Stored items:
________
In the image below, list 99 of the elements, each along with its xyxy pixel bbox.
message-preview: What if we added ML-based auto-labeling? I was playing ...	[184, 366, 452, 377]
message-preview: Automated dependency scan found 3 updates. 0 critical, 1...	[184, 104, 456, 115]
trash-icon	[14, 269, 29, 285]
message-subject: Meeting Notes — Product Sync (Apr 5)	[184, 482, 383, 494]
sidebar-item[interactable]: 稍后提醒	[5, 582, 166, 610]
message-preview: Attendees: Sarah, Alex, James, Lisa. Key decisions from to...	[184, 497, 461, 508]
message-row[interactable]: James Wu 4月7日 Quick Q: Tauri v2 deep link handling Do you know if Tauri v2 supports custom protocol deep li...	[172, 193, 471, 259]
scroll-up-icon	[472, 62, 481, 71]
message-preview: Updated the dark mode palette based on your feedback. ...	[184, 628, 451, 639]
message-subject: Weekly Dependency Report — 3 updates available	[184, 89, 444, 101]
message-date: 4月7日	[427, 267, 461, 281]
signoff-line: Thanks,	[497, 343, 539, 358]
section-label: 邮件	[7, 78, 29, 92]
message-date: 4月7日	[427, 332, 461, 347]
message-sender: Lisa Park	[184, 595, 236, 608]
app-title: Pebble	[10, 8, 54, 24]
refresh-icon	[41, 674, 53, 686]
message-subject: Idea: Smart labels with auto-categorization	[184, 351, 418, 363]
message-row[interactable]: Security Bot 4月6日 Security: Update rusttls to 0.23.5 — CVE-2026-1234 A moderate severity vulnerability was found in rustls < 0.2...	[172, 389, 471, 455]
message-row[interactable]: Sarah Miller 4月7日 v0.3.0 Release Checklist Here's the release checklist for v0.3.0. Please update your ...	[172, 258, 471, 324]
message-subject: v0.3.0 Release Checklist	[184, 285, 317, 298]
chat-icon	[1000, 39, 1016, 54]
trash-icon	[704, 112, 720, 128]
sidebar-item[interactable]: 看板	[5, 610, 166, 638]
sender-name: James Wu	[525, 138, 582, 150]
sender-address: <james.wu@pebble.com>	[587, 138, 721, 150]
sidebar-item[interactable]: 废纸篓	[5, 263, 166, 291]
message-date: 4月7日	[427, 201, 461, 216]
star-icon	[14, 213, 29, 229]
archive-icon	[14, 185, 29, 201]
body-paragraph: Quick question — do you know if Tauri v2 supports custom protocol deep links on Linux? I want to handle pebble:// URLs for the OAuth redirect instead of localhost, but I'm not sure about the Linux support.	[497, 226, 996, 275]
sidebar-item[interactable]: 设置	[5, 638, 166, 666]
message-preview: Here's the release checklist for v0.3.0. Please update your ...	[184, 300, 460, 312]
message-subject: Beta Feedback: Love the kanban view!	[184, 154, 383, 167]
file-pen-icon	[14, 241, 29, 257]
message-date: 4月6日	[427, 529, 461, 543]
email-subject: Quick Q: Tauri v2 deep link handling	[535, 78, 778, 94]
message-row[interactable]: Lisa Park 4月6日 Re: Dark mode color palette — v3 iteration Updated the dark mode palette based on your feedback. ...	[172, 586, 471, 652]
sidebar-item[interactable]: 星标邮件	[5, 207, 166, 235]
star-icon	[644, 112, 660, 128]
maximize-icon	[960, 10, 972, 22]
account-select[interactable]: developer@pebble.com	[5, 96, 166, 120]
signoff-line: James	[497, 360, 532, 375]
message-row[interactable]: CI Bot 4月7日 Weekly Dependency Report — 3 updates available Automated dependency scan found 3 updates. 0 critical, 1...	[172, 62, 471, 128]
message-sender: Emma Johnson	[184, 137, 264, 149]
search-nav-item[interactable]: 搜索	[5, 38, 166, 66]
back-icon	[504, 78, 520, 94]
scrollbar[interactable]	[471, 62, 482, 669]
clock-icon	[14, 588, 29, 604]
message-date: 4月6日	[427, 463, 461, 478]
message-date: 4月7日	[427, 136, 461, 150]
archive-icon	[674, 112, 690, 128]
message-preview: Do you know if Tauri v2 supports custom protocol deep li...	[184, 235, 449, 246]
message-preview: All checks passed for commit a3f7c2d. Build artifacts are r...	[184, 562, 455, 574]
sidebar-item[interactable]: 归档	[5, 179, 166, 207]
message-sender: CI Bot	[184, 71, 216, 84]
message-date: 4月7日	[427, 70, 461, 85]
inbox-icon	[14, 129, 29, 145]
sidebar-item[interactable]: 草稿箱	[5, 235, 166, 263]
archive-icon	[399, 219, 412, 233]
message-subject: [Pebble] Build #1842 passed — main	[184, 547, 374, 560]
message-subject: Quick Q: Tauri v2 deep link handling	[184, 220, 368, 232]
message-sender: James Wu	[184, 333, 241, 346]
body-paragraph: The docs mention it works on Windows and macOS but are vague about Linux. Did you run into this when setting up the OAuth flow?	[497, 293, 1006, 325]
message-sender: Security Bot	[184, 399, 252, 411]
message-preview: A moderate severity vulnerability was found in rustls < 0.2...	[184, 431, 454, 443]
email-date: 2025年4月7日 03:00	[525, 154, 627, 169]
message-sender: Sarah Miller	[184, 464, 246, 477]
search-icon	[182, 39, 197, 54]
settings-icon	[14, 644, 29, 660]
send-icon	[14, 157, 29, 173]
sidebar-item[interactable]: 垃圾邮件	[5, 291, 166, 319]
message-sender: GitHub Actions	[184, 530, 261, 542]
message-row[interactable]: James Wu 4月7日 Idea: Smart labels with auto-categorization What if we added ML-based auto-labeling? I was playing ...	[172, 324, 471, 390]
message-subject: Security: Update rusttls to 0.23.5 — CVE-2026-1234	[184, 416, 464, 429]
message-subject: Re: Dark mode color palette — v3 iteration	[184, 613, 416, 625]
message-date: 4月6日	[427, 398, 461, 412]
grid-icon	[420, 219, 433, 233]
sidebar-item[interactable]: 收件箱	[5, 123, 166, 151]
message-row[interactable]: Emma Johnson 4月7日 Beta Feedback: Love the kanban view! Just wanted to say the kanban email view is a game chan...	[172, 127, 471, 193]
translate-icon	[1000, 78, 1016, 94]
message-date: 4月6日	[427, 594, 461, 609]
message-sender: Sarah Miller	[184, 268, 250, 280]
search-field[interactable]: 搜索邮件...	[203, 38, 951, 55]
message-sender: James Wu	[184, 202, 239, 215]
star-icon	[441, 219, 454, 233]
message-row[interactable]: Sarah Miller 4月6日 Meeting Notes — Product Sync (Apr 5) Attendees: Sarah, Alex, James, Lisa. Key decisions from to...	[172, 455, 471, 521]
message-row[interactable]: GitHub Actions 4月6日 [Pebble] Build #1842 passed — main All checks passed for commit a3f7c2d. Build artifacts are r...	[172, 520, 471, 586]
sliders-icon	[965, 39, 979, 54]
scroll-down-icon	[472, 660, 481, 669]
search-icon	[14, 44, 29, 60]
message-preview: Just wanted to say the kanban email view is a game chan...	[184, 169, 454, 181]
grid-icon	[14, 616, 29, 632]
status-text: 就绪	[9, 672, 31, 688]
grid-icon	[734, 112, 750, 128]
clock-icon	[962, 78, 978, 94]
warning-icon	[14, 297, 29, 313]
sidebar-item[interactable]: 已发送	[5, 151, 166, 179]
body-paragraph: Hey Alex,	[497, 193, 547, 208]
________
_INSTRUCTION_
Transcribe every line of the listing above verbatim.

_CORRECT ANSWER_
In the image below, list 99 of the elements, each along with its xyxy pixel bbox.
message-preview: What if we added ML-based auto-labeling? I was playing ...	[184, 366, 452, 377]
message-preview: Automated dependency scan found 3 updates. 0 critical, 1...	[184, 104, 456, 115]
trash-icon	[14, 269, 29, 285]
message-subject: Meeting Notes — Product Sync (Apr 5)	[184, 482, 383, 494]
sidebar-item[interactable]: 稍后提醒	[5, 582, 166, 610]
message-preview: Attendees: Sarah, Alex, James, Lisa. Key decisions from to...	[184, 497, 461, 508]
message-row[interactable]: James Wu 4月7日 Quick Q: Tauri v2 deep link handling Do you know if Tauri v2 supports custom protocol deep li...	[172, 193, 471, 259]
scroll-up-icon	[472, 62, 481, 71]
message-preview: Updated the dark mode palette based on your feedback. ...	[184, 628, 451, 639]
message-subject: Weekly Dependency Report — 3 updates available	[184, 89, 444, 101]
message-date: 4月7日	[427, 267, 461, 281]
signoff-line: Thanks,	[497, 343, 539, 358]
section-label: 邮件	[7, 78, 29, 92]
message-date: 4月7日	[427, 332, 461, 347]
message-sender: Lisa Park	[184, 595, 236, 608]
app-title: Pebble	[10, 8, 54, 24]
refresh-icon	[41, 674, 53, 686]
message-subject: Idea: Smart labels with auto-categorization	[184, 351, 418, 363]
message-row[interactable]: Security Bot 4月6日 Security: Update rusttls to 0.23.5 — CVE-2026-1234 A moderate severity vulnerability was found in rustls < 0.2...	[172, 389, 471, 455]
message-row[interactable]: Sarah Miller 4月7日 v0.3.0 Release Checklist Here's the release checklist for v0.3.0. Please update your ...	[172, 258, 471, 324]
message-subject: v0.3.0 Release Checklist	[184, 285, 317, 298]
chat-icon	[1000, 39, 1016, 54]
trash-icon	[704, 112, 720, 128]
sidebar-item[interactable]: 看板	[5, 610, 166, 638]
sender-name: James Wu	[525, 138, 582, 150]
sender-address: <james.wu@pebble.com>	[587, 138, 721, 150]
sidebar-item[interactable]: 废纸篓	[5, 263, 166, 291]
message-date: 4月7日	[427, 201, 461, 216]
star-icon	[14, 213, 29, 229]
archive-icon	[14, 185, 29, 201]
body-paragraph: Quick question — do you know if Tauri v2 supports custom protocol deep links on Linux? I want to handle pebble:// URLs for the OAuth redirect instead of localhost, but I'm not sure about the Linux support.	[497, 226, 996, 275]
sidebar-item[interactable]: 设置	[5, 638, 166, 666]
message-preview: Here's the release checklist for v0.3.0. Please update your ...	[184, 300, 460, 312]
message-subject: Beta Feedback: Love the kanban view!	[184, 154, 383, 167]
file-pen-icon	[14, 241, 29, 257]
message-date: 4月6日	[427, 529, 461, 543]
email-subject: Quick Q: Tauri v2 deep link handling	[535, 78, 778, 94]
message-row[interactable]: Lisa Park 4月6日 Re: Dark mode color palette — v3 iteration Updated the dark mode palette based on your feedback. ...	[172, 586, 471, 652]
sidebar-item[interactable]: 星标邮件	[5, 207, 166, 235]
star-icon	[644, 112, 660, 128]
maximize-icon	[960, 10, 972, 22]
account-select[interactable]: developer@pebble.com	[5, 96, 166, 120]
signoff-line: James	[497, 360, 532, 375]
message-row[interactable]: CI Bot 4月7日 Weekly Dependency Report — 3 updates available Automated dependency scan found 3 updates. 0 critical, 1...	[172, 62, 471, 128]
message-sender: Emma Johnson	[184, 137, 264, 149]
search-nav-item[interactable]: 搜索	[5, 38, 166, 66]
back-icon	[504, 78, 520, 94]
scrollbar[interactable]	[471, 62, 482, 669]
clock-icon	[14, 588, 29, 604]
message-date: 4月6日	[427, 463, 461, 478]
message-date: 4月7日	[427, 136, 461, 150]
archive-icon	[674, 112, 690, 128]
message-preview: Do you know if Tauri v2 supports custom protocol deep li...	[184, 235, 449, 246]
message-preview: All checks passed for commit a3f7c2d. Build artifacts are r...	[184, 562, 455, 574]
sidebar-item[interactable]: 归档	[5, 179, 166, 207]
message-sender: CI Bot	[184, 71, 216, 84]
message-date: 4月7日	[427, 70, 461, 85]
inbox-icon	[14, 129, 29, 145]
sidebar-item[interactable]: 草稿箱	[5, 235, 166, 263]
archive-icon	[399, 219, 412, 233]
message-subject: [Pebble] Build #1842 passed — main	[184, 547, 374, 560]
message-subject: Quick Q: Tauri v2 deep link handling	[184, 220, 368, 232]
message-sender: James Wu	[184, 333, 241, 346]
body-paragraph: The docs mention it works on Windows and macOS but are vague about Linux. Did you run into this when setting up the OAuth flow?	[497, 293, 1006, 325]
message-sender: Security Bot	[184, 399, 252, 411]
message-preview: A moderate severity vulnerability was found in rustls < 0.2...	[184, 431, 454, 443]
email-date: 2025年4月7日 03:00	[525, 154, 627, 169]
message-sender: Sarah Miller	[184, 464, 246, 477]
search-icon	[182, 39, 197, 54]
settings-icon	[14, 644, 29, 660]
send-icon	[14, 157, 29, 173]
sidebar-item[interactable]: 垃圾邮件	[5, 291, 166, 319]
message-sender: GitHub Actions	[184, 530, 261, 542]
message-row[interactable]: James Wu 4月7日 Idea: Smart labels with auto-categorization What if we added ML-based auto-labeling? I was playing ...	[172, 324, 471, 390]
message-subject: Security: Update rusttls to 0.23.5 — CVE-2026-1234	[184, 416, 464, 429]
message-subject: Re: Dark mode color palette — v3 iteration	[184, 613, 416, 625]
message-date: 4月6日	[427, 398, 461, 412]
grid-icon	[420, 219, 433, 233]
sidebar-item[interactable]: 收件箱	[5, 123, 166, 151]
message-row[interactable]: Emma Johnson 4月7日 Beta Feedback: Love the kanban view! Just wanted to say the kanban email view is a game chan...	[172, 127, 471, 193]
translate-icon	[1000, 78, 1016, 94]
message-date: 4月6日	[427, 594, 461, 609]
message-sender: Sarah Miller	[184, 268, 250, 280]
search-field[interactable]: 搜索邮件...	[203, 38, 951, 55]
message-sender: James Wu	[184, 202, 239, 215]
star-icon	[441, 219, 454, 233]
message-row[interactable]: Sarah Miller 4月6日 Meeting Notes — Product Sync (Apr 5) Attendees: Sarah, Alex, James, Lisa. Key decisions from to...	[172, 455, 471, 521]
message-row[interactable]: GitHub Actions 4月6日 [Pebble] Build #1842 passed — main All checks passed for commit a3f7c2d. Build artifacts are r...	[172, 520, 471, 586]
sliders-icon	[965, 39, 979, 54]
scroll-down-icon	[472, 660, 481, 669]
search-icon	[14, 44, 29, 60]
message-preview: Just wanted to say the kanban email view is a game chan...	[184, 169, 454, 181]
grid-icon	[14, 616, 29, 632]
status-text: 就绪	[9, 672, 31, 688]
grid-icon	[734, 112, 750, 128]
clock-icon	[962, 78, 978, 94]
warning-icon	[14, 297, 29, 313]
sidebar-item[interactable]: 已发送	[5, 151, 166, 179]
body-paragraph: Hey Alex,	[497, 193, 547, 208]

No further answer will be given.